Source data
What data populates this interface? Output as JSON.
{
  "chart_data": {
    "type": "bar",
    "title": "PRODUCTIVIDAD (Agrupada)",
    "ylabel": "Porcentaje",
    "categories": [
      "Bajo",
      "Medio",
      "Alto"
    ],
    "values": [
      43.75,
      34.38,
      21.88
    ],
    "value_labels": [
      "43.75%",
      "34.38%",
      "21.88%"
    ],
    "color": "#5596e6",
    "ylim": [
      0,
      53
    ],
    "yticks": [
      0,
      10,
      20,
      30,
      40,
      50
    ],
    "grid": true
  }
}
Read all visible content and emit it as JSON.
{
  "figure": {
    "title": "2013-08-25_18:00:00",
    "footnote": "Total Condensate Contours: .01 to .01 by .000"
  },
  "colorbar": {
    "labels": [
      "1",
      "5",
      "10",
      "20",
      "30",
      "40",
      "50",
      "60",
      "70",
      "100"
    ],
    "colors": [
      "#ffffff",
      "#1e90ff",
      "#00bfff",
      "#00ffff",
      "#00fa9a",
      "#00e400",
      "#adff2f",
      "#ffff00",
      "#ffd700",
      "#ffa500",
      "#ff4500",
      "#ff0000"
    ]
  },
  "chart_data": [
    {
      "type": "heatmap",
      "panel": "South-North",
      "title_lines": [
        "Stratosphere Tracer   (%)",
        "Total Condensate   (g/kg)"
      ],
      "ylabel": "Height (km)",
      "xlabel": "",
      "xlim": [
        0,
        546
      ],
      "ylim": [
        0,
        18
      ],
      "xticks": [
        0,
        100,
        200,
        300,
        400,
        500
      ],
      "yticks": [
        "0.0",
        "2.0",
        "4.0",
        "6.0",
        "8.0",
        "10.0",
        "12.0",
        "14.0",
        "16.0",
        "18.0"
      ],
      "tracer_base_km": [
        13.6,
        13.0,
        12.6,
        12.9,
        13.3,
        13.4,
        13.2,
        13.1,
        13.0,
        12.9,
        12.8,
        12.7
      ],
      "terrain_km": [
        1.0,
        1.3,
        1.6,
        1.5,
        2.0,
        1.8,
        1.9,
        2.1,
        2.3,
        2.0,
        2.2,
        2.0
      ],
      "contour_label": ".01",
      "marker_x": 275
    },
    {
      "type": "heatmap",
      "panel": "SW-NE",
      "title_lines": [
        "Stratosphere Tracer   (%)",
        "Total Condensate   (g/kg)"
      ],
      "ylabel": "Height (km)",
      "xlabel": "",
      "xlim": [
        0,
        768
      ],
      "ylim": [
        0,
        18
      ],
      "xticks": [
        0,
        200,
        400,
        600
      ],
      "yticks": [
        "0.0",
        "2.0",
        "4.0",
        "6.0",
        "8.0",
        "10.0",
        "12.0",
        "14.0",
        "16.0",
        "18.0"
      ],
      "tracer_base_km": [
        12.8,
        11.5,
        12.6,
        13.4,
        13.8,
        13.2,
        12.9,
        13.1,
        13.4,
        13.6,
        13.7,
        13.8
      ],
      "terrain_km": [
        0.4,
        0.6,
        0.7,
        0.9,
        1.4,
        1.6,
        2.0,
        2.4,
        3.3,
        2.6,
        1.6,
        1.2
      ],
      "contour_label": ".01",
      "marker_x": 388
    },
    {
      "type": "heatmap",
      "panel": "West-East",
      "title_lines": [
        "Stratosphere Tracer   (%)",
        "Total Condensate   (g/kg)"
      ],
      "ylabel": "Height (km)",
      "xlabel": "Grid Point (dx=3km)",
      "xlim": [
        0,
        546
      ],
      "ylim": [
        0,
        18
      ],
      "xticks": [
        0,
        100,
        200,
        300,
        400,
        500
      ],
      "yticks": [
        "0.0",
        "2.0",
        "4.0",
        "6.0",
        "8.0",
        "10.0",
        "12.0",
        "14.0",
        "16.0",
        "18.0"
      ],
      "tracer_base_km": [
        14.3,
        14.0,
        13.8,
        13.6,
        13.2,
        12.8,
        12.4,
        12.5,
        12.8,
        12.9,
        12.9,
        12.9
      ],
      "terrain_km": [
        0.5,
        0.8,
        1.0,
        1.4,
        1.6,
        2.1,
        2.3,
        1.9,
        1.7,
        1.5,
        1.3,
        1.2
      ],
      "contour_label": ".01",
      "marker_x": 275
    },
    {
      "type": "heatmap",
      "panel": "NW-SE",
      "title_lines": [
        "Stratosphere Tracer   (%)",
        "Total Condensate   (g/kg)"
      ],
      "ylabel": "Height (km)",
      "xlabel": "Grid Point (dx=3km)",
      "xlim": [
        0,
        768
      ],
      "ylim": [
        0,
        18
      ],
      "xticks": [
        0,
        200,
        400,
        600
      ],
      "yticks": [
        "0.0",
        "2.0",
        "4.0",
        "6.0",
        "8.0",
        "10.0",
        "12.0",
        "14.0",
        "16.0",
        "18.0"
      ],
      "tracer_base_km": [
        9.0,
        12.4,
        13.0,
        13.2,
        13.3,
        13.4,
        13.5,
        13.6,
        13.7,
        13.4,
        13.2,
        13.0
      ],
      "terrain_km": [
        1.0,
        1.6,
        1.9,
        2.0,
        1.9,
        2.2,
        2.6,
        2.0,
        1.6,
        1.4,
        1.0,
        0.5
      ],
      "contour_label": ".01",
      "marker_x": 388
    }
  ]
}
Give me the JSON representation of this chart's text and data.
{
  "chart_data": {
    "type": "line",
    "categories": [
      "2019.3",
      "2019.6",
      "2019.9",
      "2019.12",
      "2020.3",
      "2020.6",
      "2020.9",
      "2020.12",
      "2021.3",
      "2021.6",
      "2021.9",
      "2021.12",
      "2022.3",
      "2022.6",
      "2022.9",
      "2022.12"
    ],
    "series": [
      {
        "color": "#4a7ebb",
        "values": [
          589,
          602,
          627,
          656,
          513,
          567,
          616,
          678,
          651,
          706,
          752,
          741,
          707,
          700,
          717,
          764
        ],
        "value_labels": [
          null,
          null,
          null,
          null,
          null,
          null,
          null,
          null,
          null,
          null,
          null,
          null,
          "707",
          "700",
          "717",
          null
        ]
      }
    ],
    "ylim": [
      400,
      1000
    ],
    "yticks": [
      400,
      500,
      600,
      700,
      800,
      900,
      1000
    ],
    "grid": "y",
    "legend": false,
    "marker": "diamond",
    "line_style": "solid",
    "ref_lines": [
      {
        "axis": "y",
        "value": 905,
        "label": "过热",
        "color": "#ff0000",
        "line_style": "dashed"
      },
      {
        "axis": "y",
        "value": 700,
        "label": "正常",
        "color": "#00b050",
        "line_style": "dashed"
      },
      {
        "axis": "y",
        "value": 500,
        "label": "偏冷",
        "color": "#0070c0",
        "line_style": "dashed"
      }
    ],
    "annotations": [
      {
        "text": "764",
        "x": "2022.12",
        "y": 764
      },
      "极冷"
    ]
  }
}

* [WHAT IS BEING ASKED]:
Print from the line containing "Give me the" to the last line above, exactly as written.

* [REPLY]:
Give me the JSON representation of this chart's text and data.
{
  "chart_data": {
    "type": "line",
    "categories": [
      "2019.3",
      "2019.6",
      "2019.9",
      "2019.12",
      "2020.3",
      "2020.6",
      "2020.9",
      "2020.12",
      "2021.3",
      "2021.6",
      "2021.9",
      "2021.12",
      "2022.3",
      "2022.6",
      "2022.9",
      "2022.12"
    ],
    "series": [
      {
        "color": "#4a7ebb",
        "values": [
          589,
          602,
          627,
          656,
          513,
          567,
          616,
          678,
          651,
          706,
          752,
          741,
          707,
          700,
          717,
          764
        ],
        "value_labels": [
          null,
          null,
          null,
          null,
          null,
          null,
          null,
          null,
          null,
          null,
          null,
          null,
          "707",
          "700",
          "717",
          null
        ]
      }
    ],
    "ylim": [
      400,
      1000
    ],
    "yticks": [
      400,
      500,
      600,
      700,
      800,
      900,
      1000
    ],
    "grid": "y",
    "legend": false,
    "marker": "diamond",
    "line_style": "solid",
    "ref_lines": [
      {
        "axis": "y",
        "value": 905,
        "label": "过热",
        "color": "#ff0000",
        "line_style": "dashed"
      },
      {
        "axis": "y",
        "value": 700,
        "label": "正常",
        "color": "#00b050",
        "line_style": "dashed"
      },
      {
        "axis": "y",
        "value": 500,
        "label": "偏冷",
        "color": "#0070c0",
        "line_style": "dashed"
      }
    ],
    "annotations": [
      {
        "text": "764",
        "x": "2022.12",
        "y": 764
      },
      "极冷"
    ]
  }
}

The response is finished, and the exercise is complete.